DATA FOR THIS EXERCISE:
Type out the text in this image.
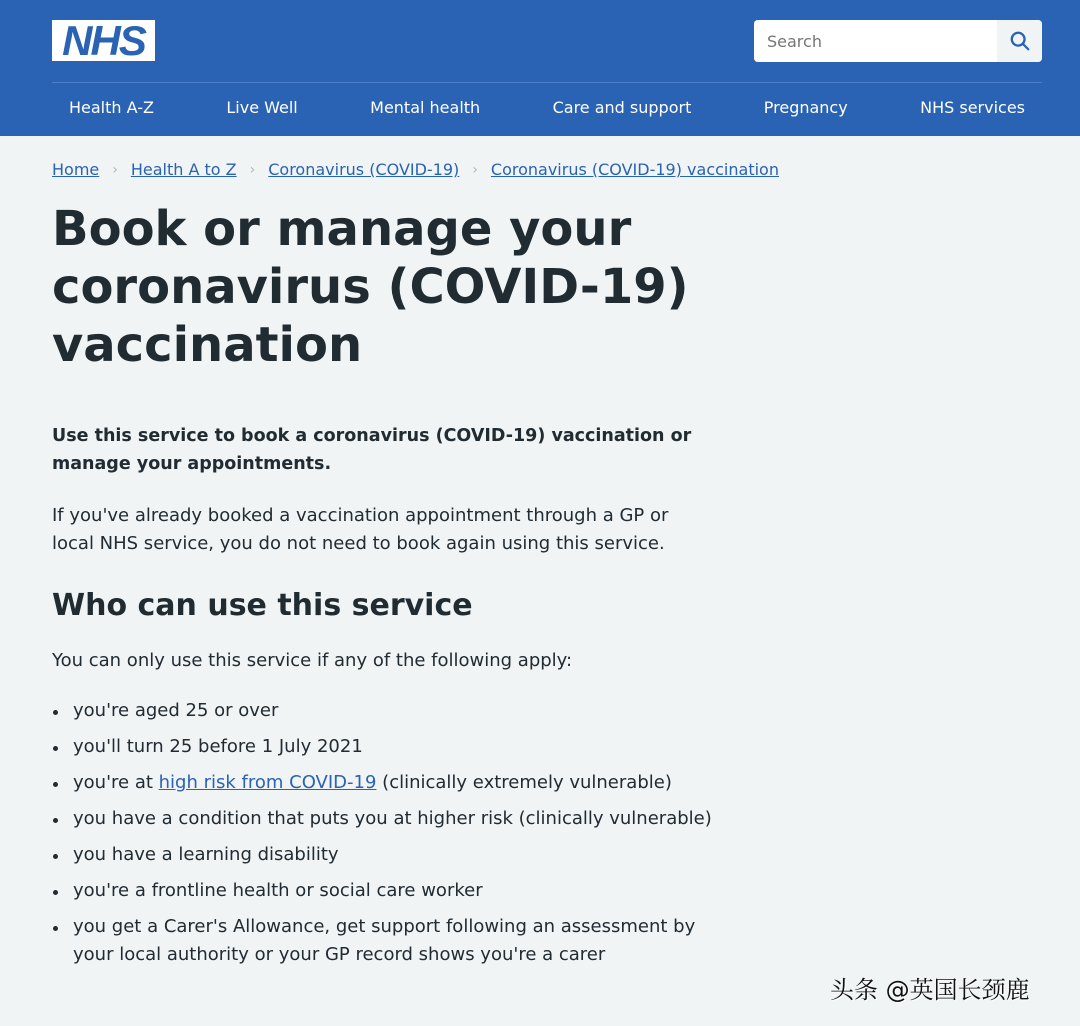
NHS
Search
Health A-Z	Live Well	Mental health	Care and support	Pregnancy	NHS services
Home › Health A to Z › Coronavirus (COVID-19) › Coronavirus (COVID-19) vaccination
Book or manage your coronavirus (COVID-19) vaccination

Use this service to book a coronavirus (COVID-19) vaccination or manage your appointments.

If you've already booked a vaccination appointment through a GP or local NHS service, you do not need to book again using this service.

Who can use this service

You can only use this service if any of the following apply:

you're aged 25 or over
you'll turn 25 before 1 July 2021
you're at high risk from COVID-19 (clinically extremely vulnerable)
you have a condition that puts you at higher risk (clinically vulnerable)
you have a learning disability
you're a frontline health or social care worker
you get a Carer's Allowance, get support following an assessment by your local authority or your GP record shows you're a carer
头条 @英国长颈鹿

YOUR ASSIGNMENT:
Images are to be omitted; everything else in the records is to be transcribed exactly.

EXPECTED OUTPUT:
Type out the text in this image.
NHS
Search
Health A-Z	Live Well	Mental health	Care and support	Pregnancy	NHS services
Home › Health A to Z › Coronavirus (COVID-19) › Coronavirus (COVID-19) vaccination
Book or manage your coronavirus (COVID-19) vaccination

Use this service to book a coronavirus (COVID-19) vaccination or manage your appointments.

If you've already booked a vaccination appointment through a GP or local NHS service, you do not need to book again using this service.

Who can use this service

You can only use this service if any of the following apply:

you're aged 25 or over
you'll turn 25 before 1 July 2021
you're at high risk from COVID-19 (clinically extremely vulnerable)
you have a condition that puts you at higher risk (clinically vulnerable)
you have a learning disability
you're a frontline health or social care worker
you get a Carer's Allowance, get support following an assessment by your local authority or your GP record shows you're a carer
头条 @英国长颈鹿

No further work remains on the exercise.